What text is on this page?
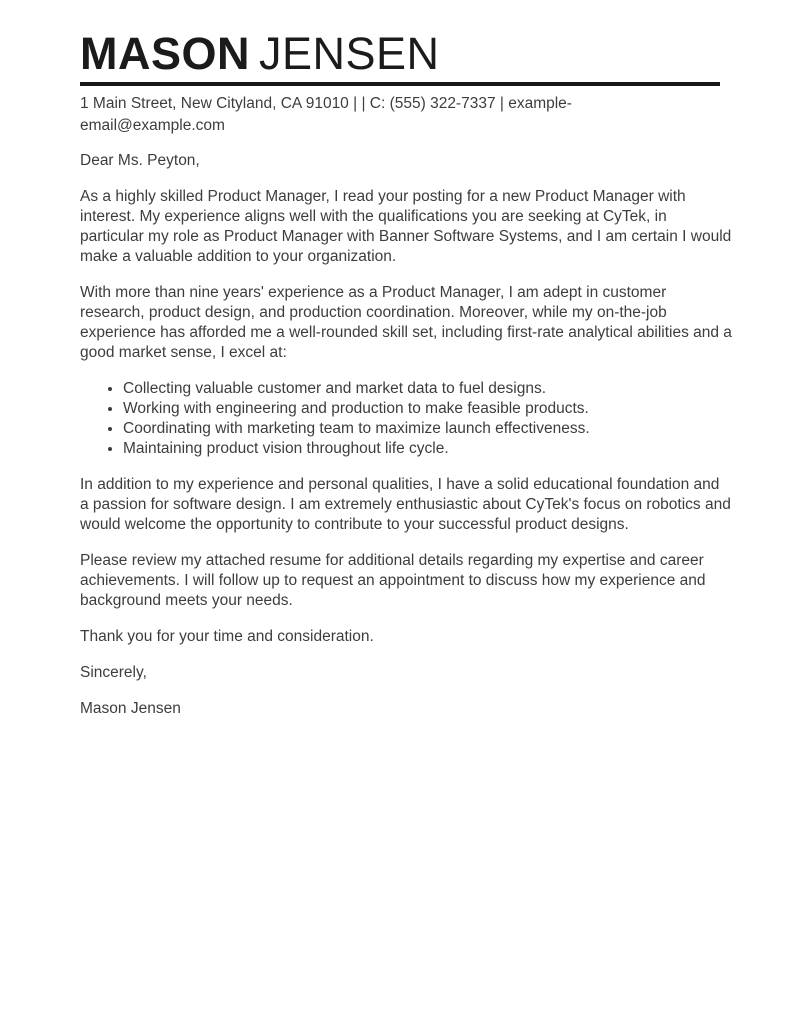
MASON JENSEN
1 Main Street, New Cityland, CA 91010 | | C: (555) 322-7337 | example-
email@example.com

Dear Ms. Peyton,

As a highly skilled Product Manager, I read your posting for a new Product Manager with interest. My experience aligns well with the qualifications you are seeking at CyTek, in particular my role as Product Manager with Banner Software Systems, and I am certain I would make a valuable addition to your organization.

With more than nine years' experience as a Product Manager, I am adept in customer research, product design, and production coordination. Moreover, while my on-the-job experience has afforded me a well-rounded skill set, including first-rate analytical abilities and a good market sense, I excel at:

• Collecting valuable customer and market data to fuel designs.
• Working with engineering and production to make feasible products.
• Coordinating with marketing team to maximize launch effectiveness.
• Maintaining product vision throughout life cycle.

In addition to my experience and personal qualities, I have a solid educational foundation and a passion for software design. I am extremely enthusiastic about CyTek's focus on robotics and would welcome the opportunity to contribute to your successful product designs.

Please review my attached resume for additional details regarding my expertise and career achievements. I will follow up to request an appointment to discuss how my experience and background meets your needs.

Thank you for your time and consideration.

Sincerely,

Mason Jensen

::::::::

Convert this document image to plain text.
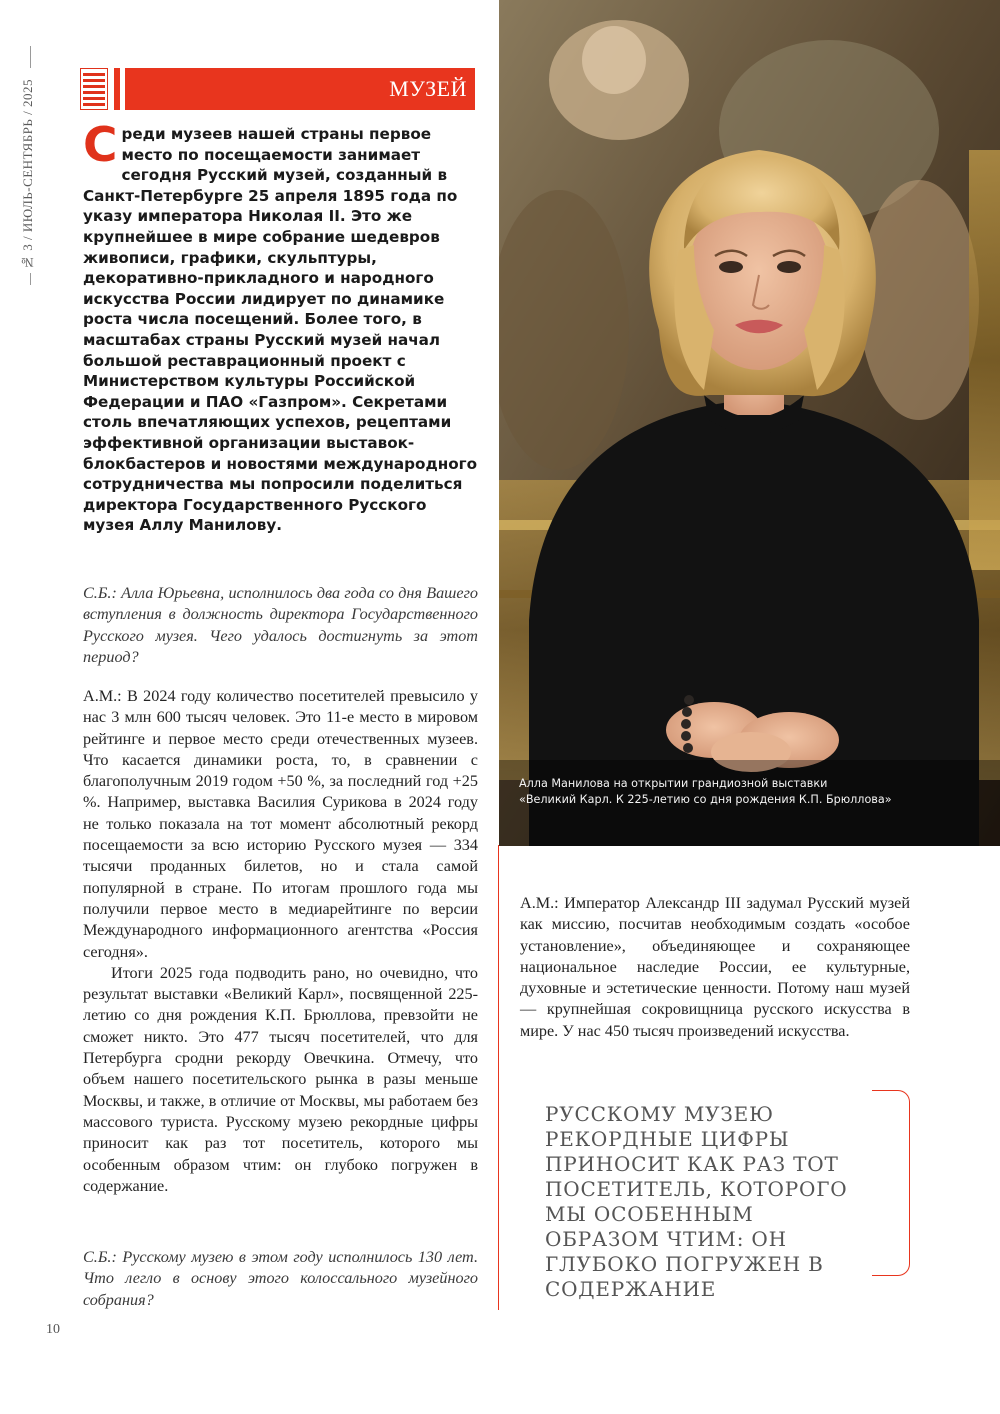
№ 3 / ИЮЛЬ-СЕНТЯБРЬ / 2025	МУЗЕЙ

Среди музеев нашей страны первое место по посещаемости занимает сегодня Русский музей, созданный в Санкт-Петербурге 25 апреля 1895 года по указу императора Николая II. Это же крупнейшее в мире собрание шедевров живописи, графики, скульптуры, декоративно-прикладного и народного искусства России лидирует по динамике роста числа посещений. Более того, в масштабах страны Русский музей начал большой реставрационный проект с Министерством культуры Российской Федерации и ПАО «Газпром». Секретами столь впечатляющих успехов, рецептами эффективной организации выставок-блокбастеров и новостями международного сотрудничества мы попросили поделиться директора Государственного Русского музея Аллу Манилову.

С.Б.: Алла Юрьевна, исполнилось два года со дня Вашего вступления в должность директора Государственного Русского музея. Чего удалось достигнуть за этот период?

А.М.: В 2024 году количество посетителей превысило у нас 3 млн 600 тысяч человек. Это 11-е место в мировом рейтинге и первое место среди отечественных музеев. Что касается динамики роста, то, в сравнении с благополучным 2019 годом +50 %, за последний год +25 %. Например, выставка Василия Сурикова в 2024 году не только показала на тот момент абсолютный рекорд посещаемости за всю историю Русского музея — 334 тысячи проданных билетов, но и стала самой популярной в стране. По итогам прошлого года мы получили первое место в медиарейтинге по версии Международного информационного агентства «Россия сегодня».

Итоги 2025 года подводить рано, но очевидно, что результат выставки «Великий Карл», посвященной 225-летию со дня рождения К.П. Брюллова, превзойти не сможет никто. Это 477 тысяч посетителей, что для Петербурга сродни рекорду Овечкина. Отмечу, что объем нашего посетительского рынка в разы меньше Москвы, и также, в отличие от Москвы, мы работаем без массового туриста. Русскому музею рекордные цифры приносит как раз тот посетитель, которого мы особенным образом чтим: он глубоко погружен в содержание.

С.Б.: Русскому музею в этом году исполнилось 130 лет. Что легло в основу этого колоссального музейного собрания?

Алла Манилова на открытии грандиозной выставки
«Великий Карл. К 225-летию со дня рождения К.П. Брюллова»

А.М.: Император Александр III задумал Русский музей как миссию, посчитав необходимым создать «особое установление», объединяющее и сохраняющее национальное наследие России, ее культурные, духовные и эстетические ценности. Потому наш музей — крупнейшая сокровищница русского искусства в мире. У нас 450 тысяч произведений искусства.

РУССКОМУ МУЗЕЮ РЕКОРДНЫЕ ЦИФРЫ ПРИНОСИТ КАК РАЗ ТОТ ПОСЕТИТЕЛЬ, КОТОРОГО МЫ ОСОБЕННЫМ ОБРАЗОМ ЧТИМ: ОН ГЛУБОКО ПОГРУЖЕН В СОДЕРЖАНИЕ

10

::::::::

TASK TO CARRY OUT: Among the entries above, identify all lines with "make" and copy them.

SOLUTION FOR THIS TASK:
As a highly skilled Product Manager, I read your posting for a new Product Manager with interest. My experience aligns well with the qualifications you are seeking at CyTek, in particular my role as Product Manager with Banner Software Systems, and I am certain I would make a valuable addition to your organization.
• Working with engineering and production to make feasible products.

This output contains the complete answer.